Data lines:
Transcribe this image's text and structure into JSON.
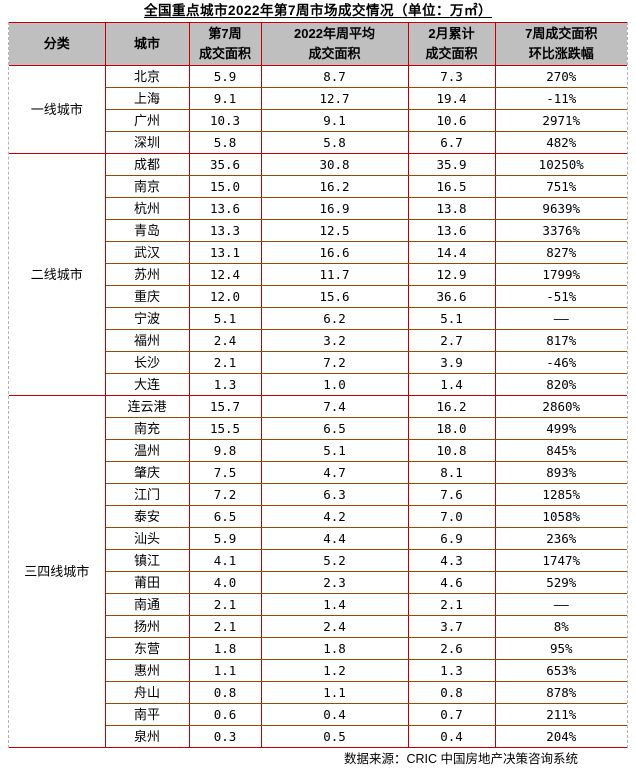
{
  "title": "全国重点城市2022年第7周市场成交情况（单位：万㎡）",
  "table": {
    "headers": {
      "category": "分类",
      "city": "城市",
      "col3_line1": "第7周",
      "col3_line2": "成交面积",
      "col4_line1": "2022年周平均",
      "col4_line2": "成交面积",
      "col5_line1": "2月累计",
      "col5_line2": "成交面积",
      "col6_line1": "7周成交面积",
      "col6_line2": "环比涨跌幅"
    },
    "groups": [
      {
        "category": "一线城市",
        "rows": [
          [
            "北京",
            "5.9",
            "8.7",
            "7.3",
            "270%"
          ],
          [
            "上海",
            "9.1",
            "12.7",
            "19.4",
            "-11%"
          ],
          [
            "广州",
            "10.3",
            "9.1",
            "10.6",
            "2971%"
          ],
          [
            "深圳",
            "5.8",
            "5.8",
            "6.7",
            "482%"
          ]
        ]
      },
      {
        "category": "二线城市",
        "rows": [
          [
            "成都",
            "35.6",
            "30.8",
            "35.9",
            "10250%"
          ],
          [
            "南京",
            "15.0",
            "16.2",
            "16.5",
            "751%"
          ],
          [
            "杭州",
            "13.6",
            "16.9",
            "13.8",
            "9639%"
          ],
          [
            "青岛",
            "13.3",
            "12.5",
            "13.6",
            "3376%"
          ],
          [
            "武汉",
            "13.1",
            "16.6",
            "14.4",
            "827%"
          ],
          [
            "苏州",
            "12.4",
            "11.7",
            "12.9",
            "1799%"
          ],
          [
            "重庆",
            "12.0",
            "15.6",
            "36.6",
            "-51%"
          ],
          [
            "宁波",
            "5.1",
            "6.2",
            "5.1",
            "——"
          ],
          [
            "福州",
            "2.4",
            "3.2",
            "2.7",
            "817%"
          ],
          [
            "长沙",
            "2.1",
            "7.2",
            "3.9",
            "-46%"
          ],
          [
            "大连",
            "1.3",
            "1.0",
            "1.4",
            "820%"
          ]
        ]
      },
      {
        "category": "三四线城市",
        "rows": [
          [
            "连云港",
            "15.7",
            "7.4",
            "16.2",
            "2860%"
          ],
          [
            "南充",
            "15.5",
            "6.5",
            "18.0",
            "499%"
          ],
          [
            "温州",
            "9.8",
            "5.1",
            "10.8",
            "845%"
          ],
          [
            "肇庆",
            "7.5",
            "4.7",
            "8.1",
            "893%"
          ],
          [
            "江门",
            "7.2",
            "6.3",
            "7.6",
            "1285%"
          ],
          [
            "泰安",
            "6.5",
            "4.2",
            "7.0",
            "1058%"
          ],
          [
            "汕头",
            "5.9",
            "4.4",
            "6.9",
            "236%"
          ],
          [
            "镇江",
            "4.1",
            "5.2",
            "4.3",
            "1747%"
          ],
          [
            "莆田",
            "4.0",
            "2.3",
            "4.6",
            "529%"
          ],
          [
            "南通",
            "2.1",
            "1.4",
            "2.1",
            "——"
          ],
          [
            "扬州",
            "2.1",
            "2.4",
            "3.7",
            "8%"
          ],
          [
            "东营",
            "1.8",
            "1.8",
            "2.6",
            "95%"
          ],
          [
            "惠州",
            "1.1",
            "1.2",
            "1.3",
            "653%"
          ],
          [
            "舟山",
            "0.8",
            "1.1",
            "0.8",
            "878%"
          ],
          [
            "南平",
            "0.6",
            "0.4",
            "0.7",
            "211%"
          ],
          [
            "泉州",
            "0.3",
            "0.5",
            "0.4",
            "204%"
          ]
        ]
      }
    ]
  },
  "footer": {
    "source": "数据来源：CRIC 中国房地产决策咨询系统"
  },
  "colors": {
    "header_background": "#bfbfbf",
    "section_border": "#c00000",
    "row_border": "#974706"
  }
}
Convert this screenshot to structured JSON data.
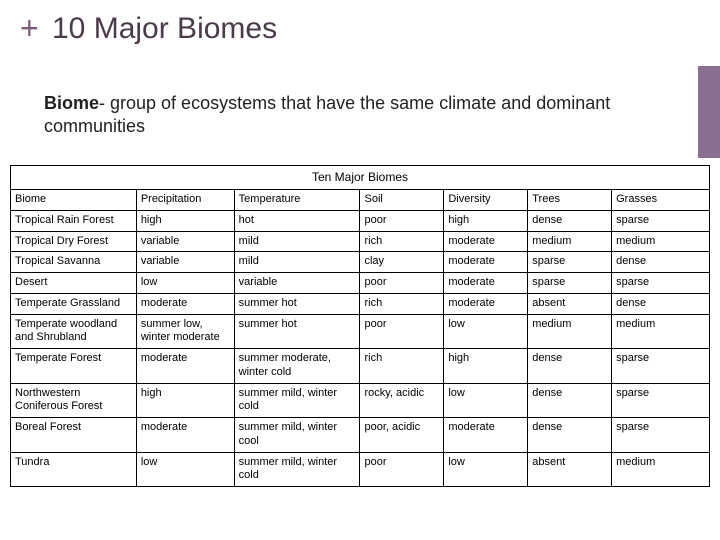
{
  "header": {
    "plus": "+",
    "title": "10 Major Biomes"
  },
  "definition": {
    "term": "Biome",
    "rest": "- group of ecosystems that have the same climate and dominant communities"
  },
  "table": {
    "caption": "Ten Major Biomes",
    "columns": [
      "Biome",
      "Precipitation",
      "Temperature",
      "Soil",
      "Diversity",
      "Trees",
      "Grasses"
    ],
    "rows": [
      [
        "Tropical Rain Forest",
        "high",
        "hot",
        "poor",
        "high",
        "dense",
        "sparse"
      ],
      [
        "Tropical Dry Forest",
        "variable",
        "mild",
        "rich",
        "moderate",
        "medium",
        "medium"
      ],
      [
        "Tropical Savanna",
        "variable",
        "mild",
        "clay",
        "moderate",
        "sparse",
        "dense"
      ],
      [
        "Desert",
        "low",
        "variable",
        "poor",
        "moderate",
        "sparse",
        "sparse"
      ],
      [
        "Temperate Grassland",
        "moderate",
        "summer hot",
        "rich",
        "moderate",
        "absent",
        "dense"
      ],
      [
        "Temperate woodland and Shrubland",
        "summer low, winter moderate",
        "summer hot",
        "poor",
        "low",
        "medium",
        "medium"
      ],
      [
        "Temperate Forest",
        "moderate",
        "summer moderate, winter cold",
        "rich",
        "high",
        "dense",
        "sparse"
      ],
      [
        "Northwestern Coniferous Forest",
        "high",
        "summer mild, winter cold",
        "rocky, acidic",
        "low",
        "dense",
        "sparse"
      ],
      [
        "Boreal Forest",
        "moderate",
        "summer mild, winter cool",
        "poor, acidic",
        "moderate",
        "dense",
        "sparse"
      ],
      [
        "Tundra",
        "low",
        "summer mild, winter cold",
        "poor",
        "low",
        "absent",
        "medium"
      ]
    ],
    "group_breaks": [
      1,
      2,
      5,
      6,
      7,
      8,
      9,
      10
    ],
    "colors": {
      "border": "#000000",
      "text": "#000000",
      "background": "#ffffff"
    }
  },
  "styling": {
    "accent_color": "#8a7090",
    "plus_color": "#7a5c7a",
    "title_color": "#4a3a4a",
    "title_fontsize": 30,
    "definition_fontsize": 18,
    "cell_fontsize": 11
  }
}
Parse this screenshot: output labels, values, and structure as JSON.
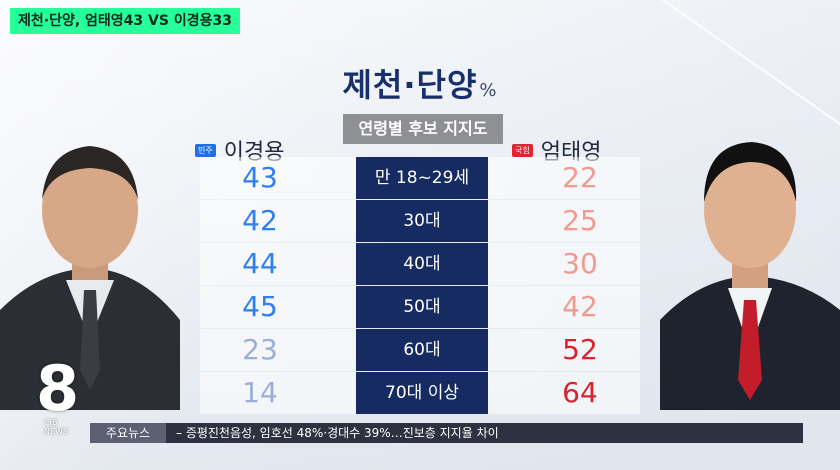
{
  "headline": "제천·단양, 엄태영43 VS 이경용33",
  "title": {
    "main": "제천·단양",
    "unit": "%"
  },
  "subtitle": "연령별 후보 지지도",
  "candidates": {
    "left": {
      "party": "민주",
      "name": "이경용",
      "color": "#2e7ff0"
    },
    "right": {
      "party": "국힘",
      "name": "엄태영",
      "color": "#e2283a"
    }
  },
  "rows": [
    {
      "age": "만 18~29세",
      "left": "43",
      "right": "22",
      "left_color": "#2e7ff0",
      "right_color": "#f19a90"
    },
    {
      "age": "30대",
      "left": "42",
      "right": "25",
      "left_color": "#2e7ff0",
      "right_color": "#f19a90"
    },
    {
      "age": "40대",
      "left": "44",
      "right": "30",
      "left_color": "#2e7ff0",
      "right_color": "#f19a90"
    },
    {
      "age": "50대",
      "left": "45",
      "right": "42",
      "left_color": "#2e7ff0",
      "right_color": "#f19a90"
    },
    {
      "age": "60대",
      "left": "23",
      "right": "52",
      "left_color": "#9aaed6",
      "right_color": "#d8232f"
    },
    {
      "age": "70대 이상",
      "left": "14",
      "right": "64",
      "left_color": "#9aaed6",
      "right_color": "#d8232f"
    }
  ],
  "logo": {
    "digit": "8",
    "line1": "CJB",
    "line2": "NEWS"
  },
  "ticker": {
    "label": "주요뉴스",
    "text": "– 증평진천음성, 임호선 48%·경대수 39%…진보층 지지율 차이"
  }
}
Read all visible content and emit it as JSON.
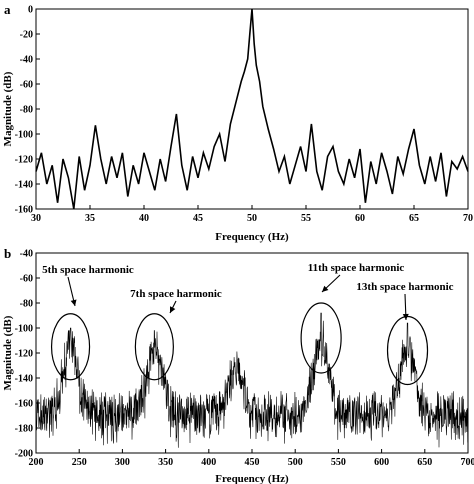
{
  "chart_data": [
    {
      "panel": "a",
      "type": "line",
      "xlabel": "Frequency (Hz)",
      "ylabel": "Magnitude (dB)",
      "xlim": [
        30,
        70
      ],
      "ylim": [
        -160,
        0
      ],
      "xticks": [
        30,
        35,
        40,
        45,
        50,
        55,
        60,
        65,
        70
      ],
      "yticks": [
        0,
        -20,
        -40,
        -60,
        -80,
        -100,
        -120,
        -140,
        -160
      ],
      "series": [
        {
          "x": [
            30,
            30.5,
            31,
            31.5,
            32,
            32.5,
            33,
            33.5,
            34,
            34.5,
            35,
            35.5,
            36,
            36.5,
            37,
            37.5,
            38,
            38.5,
            39,
            39.5,
            40,
            40.5,
            41,
            41.5,
            42,
            42.5,
            43,
            43.5,
            44,
            44.5,
            45,
            45.5,
            46,
            46.5,
            47,
            47.5,
            48,
            48.5,
            49,
            49.3,
            49.6,
            49.8,
            50,
            50.2,
            50.4,
            50.7,
            51,
            51.5,
            52,
            52.5,
            53,
            53.5,
            54,
            54.5,
            55,
            55.5,
            56,
            56.5,
            57,
            57.5,
            58,
            58.5,
            59,
            59.5,
            60,
            60.5,
            61,
            61.5,
            62,
            62.5,
            63,
            63.5,
            64,
            64.5,
            65,
            65.5,
            66,
            66.5,
            67,
            67.5,
            68,
            68.5,
            69,
            69.5,
            70
          ],
          "y": [
            -130,
            -115,
            -140,
            -125,
            -155,
            -120,
            -135,
            -160,
            -118,
            -145,
            -125,
            -93,
            -120,
            -140,
            -118,
            -135,
            -115,
            -150,
            -125,
            -140,
            -115,
            -130,
            -145,
            -120,
            -138,
            -110,
            -84,
            -125,
            -145,
            -118,
            -135,
            -115,
            -128,
            -110,
            -100,
            -122,
            -92,
            -75,
            -58,
            -50,
            -40,
            -20,
            0,
            -28,
            -45,
            -58,
            -78,
            -96,
            -112,
            -130,
            -118,
            -140,
            -125,
            -110,
            -130,
            -92,
            -130,
            -145,
            -118,
            -110,
            -130,
            -140,
            -120,
            -135,
            -112,
            -155,
            -122,
            -140,
            -115,
            -130,
            -148,
            -118,
            -132,
            -112,
            -96,
            -125,
            -140,
            -118,
            -138,
            -115,
            -150,
            -122,
            -128,
            -118,
            -130
          ]
        }
      ]
    },
    {
      "panel": "b",
      "type": "line",
      "xlabel": "Frequency (Hz)",
      "ylabel": "Magnitude (dB)",
      "xlim": [
        200,
        700
      ],
      "ylim": [
        -200,
        -40
      ],
      "xticks": [
        200,
        250,
        300,
        350,
        400,
        450,
        500,
        550,
        600,
        650,
        700
      ],
      "yticks": [
        -40,
        -60,
        -80,
        -100,
        -120,
        -140,
        -160,
        -180,
        -200
      ],
      "noise_floor_db": -165,
      "peaks": [
        {
          "x": 240,
          "y": -100
        },
        {
          "x": 337,
          "y": -102
        },
        {
          "x": 431,
          "y": -136
        },
        {
          "x": 530,
          "y": -88
        },
        {
          "x": 630,
          "y": -96
        }
      ],
      "annotations": [
        {
          "text": "5th space harmonic",
          "x": 240,
          "y": -115
        },
        {
          "text": "7th space harmonic",
          "x": 337,
          "y": -115
        },
        {
          "text": "11th space harmonic",
          "x": 530,
          "y": -108
        },
        {
          "text": "13th space harmonic",
          "x": 630,
          "y": -118
        }
      ]
    }
  ]
}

Goal of the exercise:
Search the listing above for the string "Biomes". Copy every line that contains it.

Result of this exercise:
    "title": "10 Major Biomes"
    "caption": "Ten Major Biomes",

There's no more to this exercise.